_SHORT EXERCISE:_
Turn the lines of the records that begin with the one containing "Text: CHAPTER: CHAPTER xyxy=(5,5,45,15)" and end with the one containing "FancyBboxPatch shape xyxy=(691,262,715,369)", both included, into a numbered list. Skip any blank lines and list nothing else.
==*==
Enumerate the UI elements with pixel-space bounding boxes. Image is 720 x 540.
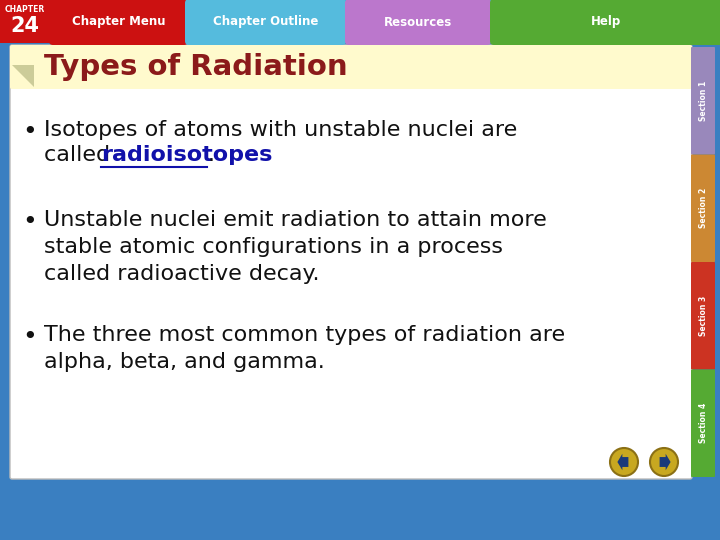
Text: CHAPTER: CHAPTER xyxy=(5,5,45,15)
Text: Types of Radiation: Types of Radiation xyxy=(44,53,348,81)
Text: Section 1: Section 1 xyxy=(698,80,708,121)
Text: Section 3: Section 3 xyxy=(698,295,708,336)
FancyBboxPatch shape xyxy=(691,262,715,369)
Polygon shape xyxy=(660,454,670,470)
Text: radioisotopes: radioisotopes xyxy=(101,145,272,165)
FancyBboxPatch shape xyxy=(345,0,491,45)
FancyBboxPatch shape xyxy=(10,45,692,89)
Text: Chapter Outline: Chapter Outline xyxy=(213,16,318,29)
Text: Unstable nuclei emit radiation to attain more
stable atomic configurations in a : Unstable nuclei emit radiation to attain… xyxy=(44,210,546,285)
Text: •: • xyxy=(22,325,37,349)
Text: 24: 24 xyxy=(11,16,40,36)
FancyBboxPatch shape xyxy=(10,45,692,479)
Polygon shape xyxy=(12,65,34,87)
Text: Chapter Menu: Chapter Menu xyxy=(72,16,166,29)
Text: Section 2: Section 2 xyxy=(698,188,708,228)
FancyBboxPatch shape xyxy=(691,369,715,477)
Text: Isotopes of atoms with unstable nuclei are: Isotopes of atoms with unstable nuclei a… xyxy=(44,120,517,140)
Text: Section 4: Section 4 xyxy=(698,403,708,443)
Text: called: called xyxy=(44,145,117,165)
FancyBboxPatch shape xyxy=(490,0,720,45)
FancyBboxPatch shape xyxy=(691,47,715,154)
Bar xyxy=(0,0,720,43)
Bar xyxy=(5,45,715,485)
Polygon shape xyxy=(618,454,629,470)
FancyBboxPatch shape xyxy=(691,154,715,262)
Bar xyxy=(0,0,50,43)
Circle shape xyxy=(610,448,638,476)
Text: The three most common types of radiation are
alpha, beta, and gamma.: The three most common types of radiation… xyxy=(44,325,565,372)
Circle shape xyxy=(650,448,678,476)
Text: •: • xyxy=(22,210,37,234)
FancyBboxPatch shape xyxy=(49,0,188,45)
Text: •: • xyxy=(22,120,37,144)
FancyBboxPatch shape xyxy=(185,0,346,45)
Text: Resources: Resources xyxy=(384,16,452,29)
Text: Help: Help xyxy=(591,16,621,29)
Text: .: . xyxy=(207,145,215,165)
==*==
_PROBLEM SOLUTION:_
1. Text: CHAPTER: CHAPTER xyxy=(5,5,45,15)
2. Text: Types of Radiation: Types of Radiation xyxy=(44,53,348,81)
3. Text: Section 1: Section 1 xyxy=(698,80,708,121)
4. Text: Section 3: Section 3 xyxy=(698,295,708,336)
5. FancyBboxPatch shape xyxy=(691,262,715,369)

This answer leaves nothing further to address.